» Data provided:
____
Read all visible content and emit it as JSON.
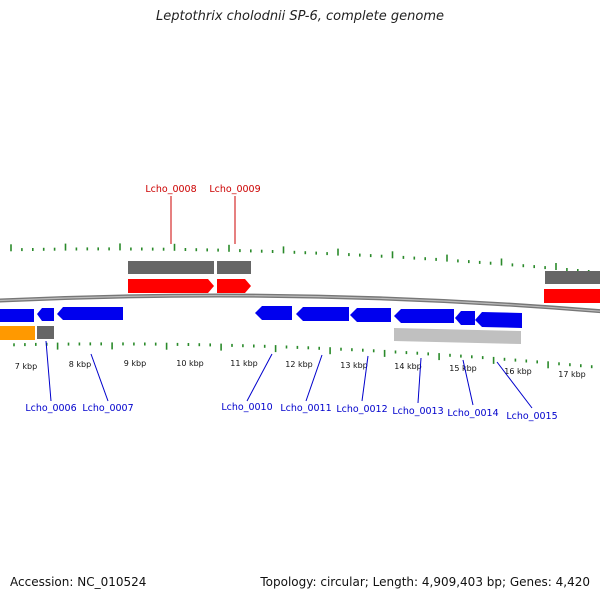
{
  "title": "Leptothrix cholodnii SP-6, complete genome",
  "footer": {
    "accession": "Accession: NC_010524",
    "summary": "Topology: circular; Length: 4,909,403 bp; Genes: 4,420"
  },
  "colors": {
    "forward_cds": "#ff0000",
    "reverse_cds": "#0000ee",
    "gene_grey": "#666666",
    "light_grey": "#c0c0c0",
    "orange": "#ff9900",
    "backbone": "#777777",
    "tick": "#2a8a2a",
    "label_red": "#cc0000",
    "label_blue": "#0000cc"
  },
  "scale_labels": [
    "7 kbp",
    "8 kbp",
    "9 kbp",
    "10 kbp",
    "11 kbp",
    "12 kbp",
    "13 kbp",
    "14 kbp",
    "15 kbp",
    "16 kbp",
    "17 kbp"
  ],
  "labels_top": [
    "Lcho_0008",
    "Lcho_0009"
  ],
  "labels_bottom": [
    "Lcho_0006",
    "Lcho_0007",
    "Lcho_0010",
    "Lcho_0011",
    "Lcho_0012",
    "Lcho_0013",
    "Lcho_0014",
    "Lcho_0015"
  ]
}
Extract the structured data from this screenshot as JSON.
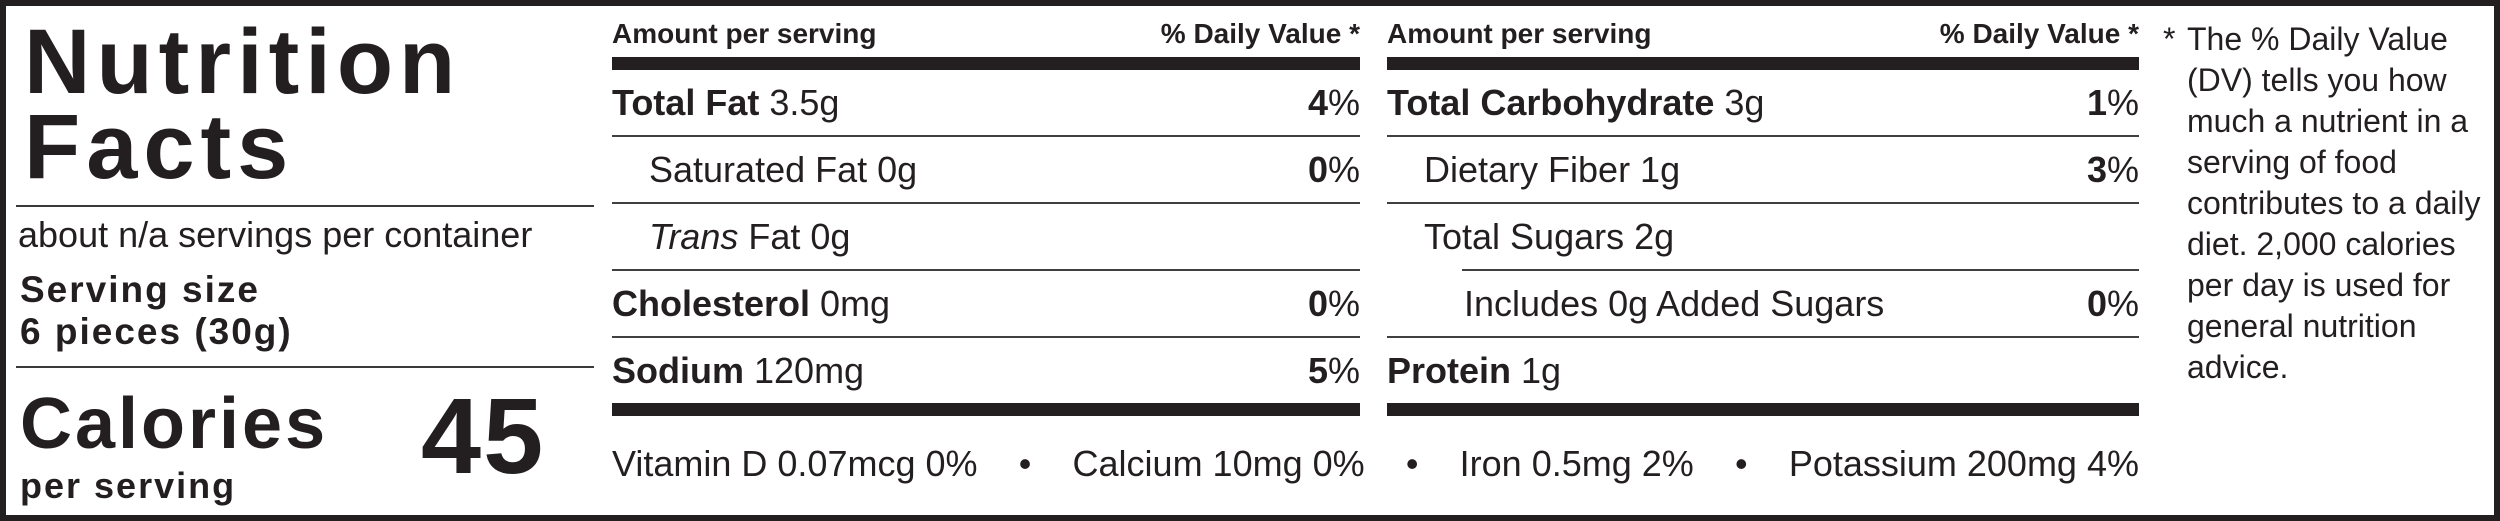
{
  "left": {
    "title_line1": "Nutrition",
    "title_line2": "Facts",
    "servings_line": "about n/a servings per container",
    "serving_size_label": "Serving size",
    "serving_size_value": "6 pieces (30g)",
    "calories_word": "Calories",
    "calories_sub": "per serving",
    "calories_value": "45"
  },
  "col1": {
    "header_left": "Amount per serving",
    "header_right": "% Daily Value *",
    "rows": [
      {
        "bold": "Total Fat",
        "text": " 3.5g",
        "dv": "4",
        "pct": "%"
      },
      {
        "text": "Saturated Fat 0g",
        "dv": "0",
        "pct": "%"
      },
      {
        "italic": "Trans",
        "text": " Fat 0g"
      },
      {
        "bold": "Cholesterol",
        "text": " 0mg",
        "dv": "0",
        "pct": "%"
      },
      {
        "bold": "Sodium",
        "text": " 120mg",
        "dv": "5",
        "pct": "%"
      }
    ]
  },
  "col2": {
    "header_left": "Amount per serving",
    "header_right": "% Daily Value *",
    "rows": [
      {
        "bold": "Total Carbohydrate",
        "text": " 3g",
        "dv": "1",
        "pct": "%"
      },
      {
        "text": "Dietary Fiber 1g",
        "dv": "3",
        "pct": "%"
      },
      {
        "text": "Total Sugars 2g"
      },
      {
        "text": "Includes 0g Added Sugars",
        "dv": "0",
        "pct": "%"
      },
      {
        "bold": "Protein",
        "text": " 1g"
      }
    ]
  },
  "micronutrients": {
    "separator": "•",
    "items": [
      "Vitamin D 0.07mcg 0%",
      "Calcium 10mg 0%",
      "Iron 0.5mg 2%",
      "Potassium 200mg 4%"
    ]
  },
  "footnote": {
    "asterisk": "*",
    "text": "The % Daily Value (DV) tells you how much a nutrient in a serving of food contributes to a daily diet. 2,000 calories per day is used for general nutrition advice."
  }
}
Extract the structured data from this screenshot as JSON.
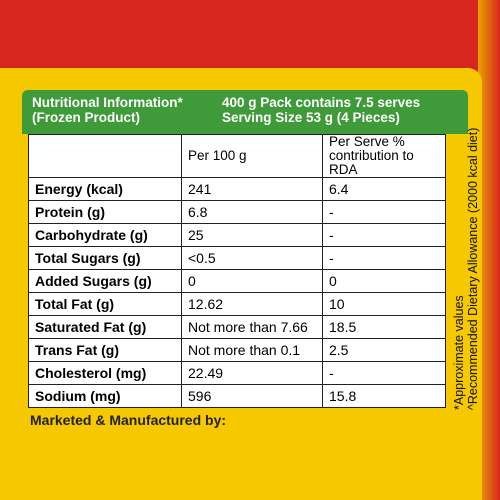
{
  "header": {
    "title": "Nutritional Information*",
    "subtitle": "(Frozen Product)",
    "pack": "400 g Pack contains 7.5 serves",
    "serving": "Serving Size  53 g (4 Pieces)"
  },
  "table": {
    "columns": [
      "Per 100 g",
      [
        "Per Serve %",
        "contribution to RDA"
      ]
    ],
    "rows": [
      [
        "Energy (kcal)",
        "241",
        "6.4"
      ],
      [
        "Protein (g)",
        "6.8",
        "-"
      ],
      [
        "Carbohydrate (g)",
        "25",
        "-"
      ],
      [
        "Total Sugars (g)",
        "<0.5",
        "-"
      ],
      [
        "Added Sugars (g)",
        "0",
        "0"
      ],
      [
        "Total Fat (g)",
        "12.62",
        "10"
      ],
      [
        "Saturated Fat (g)",
        "Not more than 7.66",
        "18.5"
      ],
      [
        "Trans Fat (g)",
        "Not more than 0.1",
        "2.5"
      ],
      [
        "Cholesterol (mg)",
        "22.49",
        "-"
      ],
      [
        "Sodium (mg)",
        "596",
        "15.8"
      ]
    ]
  },
  "side_notes": [
    "*Approximate values",
    "^Recommended Dietary Allowance (2000 kcal diet)"
  ],
  "footer": "Marketed & Manufactured by:"
}
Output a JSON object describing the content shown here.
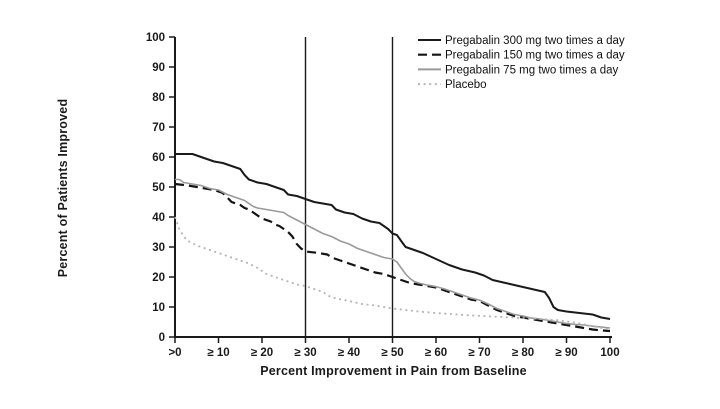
{
  "chart_data": {
    "type": "line",
    "title": "",
    "xlabel": "Percent Improvement in Pain from Baseline",
    "ylabel": "Percent of Patients Improved",
    "xlim": [
      0,
      100
    ],
    "ylim": [
      0,
      100
    ],
    "grid": false,
    "legend_position": "top-right",
    "axis_color": "#1a1a1a",
    "reference_lines_x": [
      30,
      50
    ],
    "x_ticks": [
      {
        "value": 0,
        "label": ">0"
      },
      {
        "value": 10,
        "label": "≥ 10"
      },
      {
        "value": 20,
        "label": "≥ 20"
      },
      {
        "value": 30,
        "label": "≥ 30"
      },
      {
        "value": 40,
        "label": "≥ 40"
      },
      {
        "value": 50,
        "label": "≥ 50"
      },
      {
        "value": 60,
        "label": "≥ 60"
      },
      {
        "value": 70,
        "label": "≥ 70"
      },
      {
        "value": 80,
        "label": "≥ 80"
      },
      {
        "value": 90,
        "label": "≥ 90"
      },
      {
        "value": 100,
        "label": "100"
      }
    ],
    "y_ticks": [
      0,
      10,
      20,
      30,
      40,
      50,
      60,
      70,
      80,
      90,
      100
    ],
    "series": [
      {
        "name": "Pregabalin 300 mg two times a day",
        "line_style": "solid",
        "color": "#1a1a1a",
        "stroke_width": 2,
        "points": [
          [
            0,
            61
          ],
          [
            4,
            61
          ],
          [
            5,
            60.5
          ],
          [
            7,
            59.5
          ],
          [
            9,
            58.5
          ],
          [
            11,
            58
          ],
          [
            13,
            57
          ],
          [
            15,
            56
          ],
          [
            16,
            54
          ],
          [
            17,
            52.5
          ],
          [
            19,
            51.5
          ],
          [
            21,
            51
          ],
          [
            23,
            50
          ],
          [
            25,
            49
          ],
          [
            26,
            47.5
          ],
          [
            28,
            47
          ],
          [
            30,
            46
          ],
          [
            32,
            45
          ],
          [
            34,
            44.5
          ],
          [
            36,
            44
          ],
          [
            37,
            42.5
          ],
          [
            39,
            41.5
          ],
          [
            41,
            41
          ],
          [
            43,
            39.5
          ],
          [
            45,
            38.5
          ],
          [
            47,
            38
          ],
          [
            48,
            37
          ],
          [
            49,
            36
          ],
          [
            50,
            34.5
          ],
          [
            51,
            34
          ],
          [
            52,
            32
          ],
          [
            53,
            30
          ],
          [
            55,
            29
          ],
          [
            57,
            28
          ],
          [
            60,
            26
          ],
          [
            63,
            24
          ],
          [
            66,
            22.5
          ],
          [
            69,
            21.5
          ],
          [
            71,
            20.5
          ],
          [
            73,
            19
          ],
          [
            76,
            18
          ],
          [
            79,
            17
          ],
          [
            82,
            16
          ],
          [
            85,
            15
          ],
          [
            86,
            13
          ],
          [
            87,
            10
          ],
          [
            88,
            9
          ],
          [
            90,
            8.5
          ],
          [
            93,
            8
          ],
          [
            96,
            7.5
          ],
          [
            98,
            6.5
          ],
          [
            100,
            6
          ]
        ]
      },
      {
        "name": "Pregabalin 150 mg two times a day",
        "line_style": "dashed",
        "color": "#141414",
        "stroke_width": 2.2,
        "points": [
          [
            0,
            51
          ],
          [
            3,
            50.5
          ],
          [
            5,
            50
          ],
          [
            7,
            49.5
          ],
          [
            9,
            49
          ],
          [
            11,
            48
          ],
          [
            12,
            46.5
          ],
          [
            13,
            45
          ],
          [
            14,
            44.5
          ],
          [
            15,
            44
          ],
          [
            16,
            43
          ],
          [
            17,
            42.5
          ],
          [
            18,
            41.5
          ],
          [
            19,
            40.5
          ],
          [
            20,
            39.5
          ],
          [
            22,
            38.5
          ],
          [
            23,
            37.5
          ],
          [
            24,
            37
          ],
          [
            25,
            36
          ],
          [
            26,
            35
          ],
          [
            27,
            33.5
          ],
          [
            28,
            31
          ],
          [
            29,
            29.5
          ],
          [
            30,
            28.5
          ],
          [
            33,
            28
          ],
          [
            35,
            27.5
          ],
          [
            36,
            26.5
          ],
          [
            38,
            25.5
          ],
          [
            40,
            24.5
          ],
          [
            42,
            23.5
          ],
          [
            44,
            22.5
          ],
          [
            46,
            21.5
          ],
          [
            48,
            21
          ],
          [
            50,
            20
          ],
          [
            52,
            19
          ],
          [
            54,
            18
          ],
          [
            56,
            17.5
          ],
          [
            58,
            17
          ],
          [
            60,
            16.5
          ],
          [
            62,
            15.5
          ],
          [
            64,
            14.5
          ],
          [
            66,
            13.5
          ],
          [
            68,
            12.5
          ],
          [
            70,
            12
          ],
          [
            72,
            10.5
          ],
          [
            74,
            9
          ],
          [
            76,
            8
          ],
          [
            78,
            7
          ],
          [
            80,
            6.5
          ],
          [
            82,
            6
          ],
          [
            84,
            5.5
          ],
          [
            86,
            5
          ],
          [
            88,
            4.5
          ],
          [
            90,
            4
          ],
          [
            92,
            3.5
          ],
          [
            94,
            3
          ],
          [
            96,
            2.5
          ],
          [
            98,
            2.2
          ],
          [
            100,
            2
          ]
        ]
      },
      {
        "name": "Pregabalin 75 mg two times a day",
        "line_style": "solid",
        "color": "#9a9a9a",
        "stroke_width": 1.6,
        "points": [
          [
            0,
            52.5
          ],
          [
            1,
            52.5
          ],
          [
            2,
            51.5
          ],
          [
            4,
            51
          ],
          [
            6,
            50.5
          ],
          [
            8,
            49.5
          ],
          [
            10,
            49
          ],
          [
            12,
            47.5
          ],
          [
            14,
            46.5
          ],
          [
            16,
            45.5
          ],
          [
            17,
            44.5
          ],
          [
            18,
            43.5
          ],
          [
            19,
            43
          ],
          [
            21,
            42.5
          ],
          [
            23,
            42
          ],
          [
            25,
            41.5
          ],
          [
            26,
            40.5
          ],
          [
            28,
            39
          ],
          [
            30,
            37.5
          ],
          [
            32,
            36
          ],
          [
            34,
            34.5
          ],
          [
            36,
            33.5
          ],
          [
            38,
            32
          ],
          [
            40,
            31
          ],
          [
            42,
            29.5
          ],
          [
            44,
            28.5
          ],
          [
            46,
            27.5
          ],
          [
            48,
            26.5
          ],
          [
            50,
            26
          ],
          [
            51,
            25
          ],
          [
            52,
            23
          ],
          [
            53,
            21
          ],
          [
            54,
            19.5
          ],
          [
            55,
            18.5
          ],
          [
            56,
            18
          ],
          [
            58,
            17.3
          ],
          [
            60,
            16.8
          ],
          [
            62,
            16
          ],
          [
            64,
            15
          ],
          [
            66,
            14
          ],
          [
            68,
            13
          ],
          [
            70,
            12.3
          ],
          [
            72,
            11
          ],
          [
            74,
            9.5
          ],
          [
            76,
            8.5
          ],
          [
            78,
            7.5
          ],
          [
            80,
            7
          ],
          [
            82,
            6.3
          ],
          [
            84,
            6
          ],
          [
            86,
            5.5
          ],
          [
            88,
            5
          ],
          [
            90,
            4.5
          ],
          [
            92,
            4.2
          ],
          [
            94,
            4
          ],
          [
            96,
            3.6
          ],
          [
            98,
            3.3
          ],
          [
            100,
            3
          ]
        ]
      },
      {
        "name": "Placebo",
        "line_style": "dotted",
        "color": "#b5b5b5",
        "stroke_width": 1.8,
        "points": [
          [
            0,
            40
          ],
          [
            1,
            36
          ],
          [
            2,
            33.5
          ],
          [
            3,
            32
          ],
          [
            5,
            30.5
          ],
          [
            7,
            29.5
          ],
          [
            9,
            28.5
          ],
          [
            11,
            27.5
          ],
          [
            13,
            26.5
          ],
          [
            15,
            25.5
          ],
          [
            17,
            24.5
          ],
          [
            19,
            23
          ],
          [
            20,
            22
          ],
          [
            21,
            21
          ],
          [
            22,
            20.5
          ],
          [
            24,
            19.5
          ],
          [
            26,
            18.5
          ],
          [
            28,
            17.5
          ],
          [
            30,
            17
          ],
          [
            32,
            16
          ],
          [
            34,
            15
          ],
          [
            35,
            14
          ],
          [
            36,
            13.2
          ],
          [
            38,
            12.6
          ],
          [
            40,
            12
          ],
          [
            43,
            11
          ],
          [
            46,
            10.5
          ],
          [
            48,
            10
          ],
          [
            50,
            9.5
          ],
          [
            53,
            9
          ],
          [
            56,
            8.5
          ],
          [
            60,
            8
          ],
          [
            64,
            7.6
          ],
          [
            68,
            7.2
          ],
          [
            72,
            6.9
          ],
          [
            76,
            6.6
          ],
          [
            80,
            6.3
          ],
          [
            84,
            6
          ],
          [
            88,
            5.6
          ],
          [
            90,
            5.2
          ],
          [
            92,
            4.8
          ],
          [
            94,
            4.2
          ],
          [
            96,
            3.6
          ],
          [
            98,
            3
          ],
          [
            100,
            2.5
          ]
        ]
      }
    ]
  }
}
____
Filter the data down to the lines that contain the string "times", and copy them.

» Solution to this exercise:
        "name": "Pregabalin 300 mg two times a day",
        "name": "Pregabalin 150 mg two times a day",
        "name": "Pregabalin 75 mg two times a day",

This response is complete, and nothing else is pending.